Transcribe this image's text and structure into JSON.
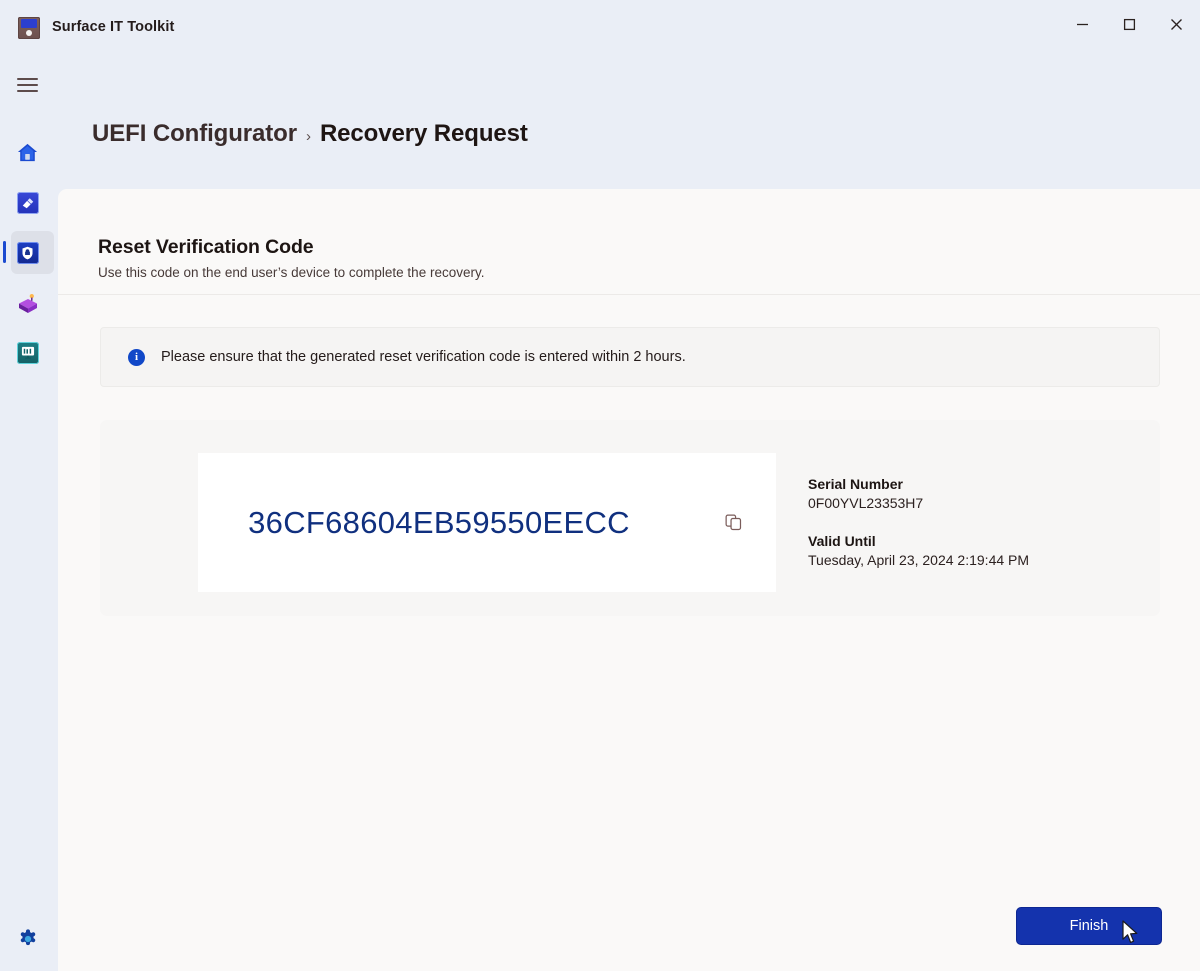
{
  "window": {
    "title": "Surface IT Toolkit",
    "app_icon": "toolkit-icon",
    "controls": {
      "minimize": "minimize-icon",
      "maximize": "maximize-icon",
      "close": "close-icon"
    }
  },
  "rail": {
    "menu_icon": "hamburger-menu-icon",
    "items": [
      {
        "icon": "home-icon",
        "label": "Home",
        "selected": false
      },
      {
        "icon": "data-eraser-icon",
        "label": "Data Eraser",
        "selected": false
      },
      {
        "icon": "uefi-configurator-shield-icon",
        "label": "UEFI Configurator",
        "selected": true
      },
      {
        "icon": "package-creator-icon",
        "label": "Package Creator",
        "selected": false
      },
      {
        "icon": "diagnostics-monitor-icon",
        "label": "Diagnostics",
        "selected": false
      }
    ],
    "settings_icon": "gear-icon"
  },
  "breadcrumb": {
    "parent": "UEFI Configurator",
    "separator": "›",
    "current": "Recovery Request"
  },
  "section": {
    "title": "Reset Verification Code",
    "subtitle": "Use this code on the end user’s device to complete the recovery."
  },
  "info": {
    "icon": "info-circle-icon",
    "glyph": "i",
    "message": "Please ensure that the generated reset verification code is entered within 2 hours."
  },
  "code_card": {
    "verification_code": "36CF68604EB59550EECC",
    "copy_icon": "copy-icon",
    "serial_number_label": "Serial Number",
    "serial_number_value": "0F00YVL23353H7",
    "valid_until_label": "Valid Until",
    "valid_until_value": "Tuesday, April 23, 2024 2:19:44 PM"
  },
  "footer": {
    "finish_label": "Finish"
  },
  "colors": {
    "window_background": "#eaeef6",
    "card_background": "#faf9f8",
    "code_card_background": "#f7f6f5",
    "code_panel_background": "#ffffff",
    "code_text": "#10307f",
    "accent_primary": "#1433ad",
    "info_icon": "#1148c8",
    "selection_indicator": "#1b4ad0",
    "text_primary": "#1d1513",
    "text_secondary": "#473a38"
  }
}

▸ **Directions**
Skip the pictures and transcribe the rest of the records exactly.

▸ **Correct output**
Transcribe this image's text and structure into JSON.
{
  "window": {
    "title": "Surface IT Toolkit",
    "app_icon": "toolkit-icon",
    "controls": {
      "minimize": "minimize-icon",
      "maximize": "maximize-icon",
      "close": "close-icon"
    }
  },
  "rail": {
    "menu_icon": "hamburger-menu-icon",
    "items": [
      {
        "icon": "home-icon",
        "label": "Home",
        "selected": false
      },
      {
        "icon": "data-eraser-icon",
        "label": "Data Eraser",
        "selected": false
      },
      {
        "icon": "uefi-configurator-shield-icon",
        "label": "UEFI Configurator",
        "selected": true
      },
      {
        "icon": "package-creator-icon",
        "label": "Package Creator",
        "selected": false
      },
      {
        "icon": "diagnostics-monitor-icon",
        "label": "Diagnostics",
        "selected": false
      }
    ],
    "settings_icon": "gear-icon"
  },
  "breadcrumb": {
    "parent": "UEFI Configurator",
    "separator": "›",
    "current": "Recovery Request"
  },
  "section": {
    "title": "Reset Verification Code",
    "subtitle": "Use this code on the end user’s device to complete the recovery."
  },
  "info": {
    "icon": "info-circle-icon",
    "glyph": "i",
    "message": "Please ensure that the generated reset verification code is entered within 2 hours."
  },
  "code_card": {
    "verification_code": "36CF68604EB59550EECC",
    "copy_icon": "copy-icon",
    "serial_number_label": "Serial Number",
    "serial_number_value": "0F00YVL23353H7",
    "valid_until_label": "Valid Until",
    "valid_until_value": "Tuesday, April 23, 2024 2:19:44 PM"
  },
  "footer": {
    "finish_label": "Finish"
  },
  "colors": {
    "window_background": "#eaeef6",
    "card_background": "#faf9f8",
    "code_card_background": "#f7f6f5",
    "code_panel_background": "#ffffff",
    "code_text": "#10307f",
    "accent_primary": "#1433ad",
    "info_icon": "#1148c8",
    "selection_indicator": "#1b4ad0",
    "text_primary": "#1d1513",
    "text_secondary": "#473a38"
  }
}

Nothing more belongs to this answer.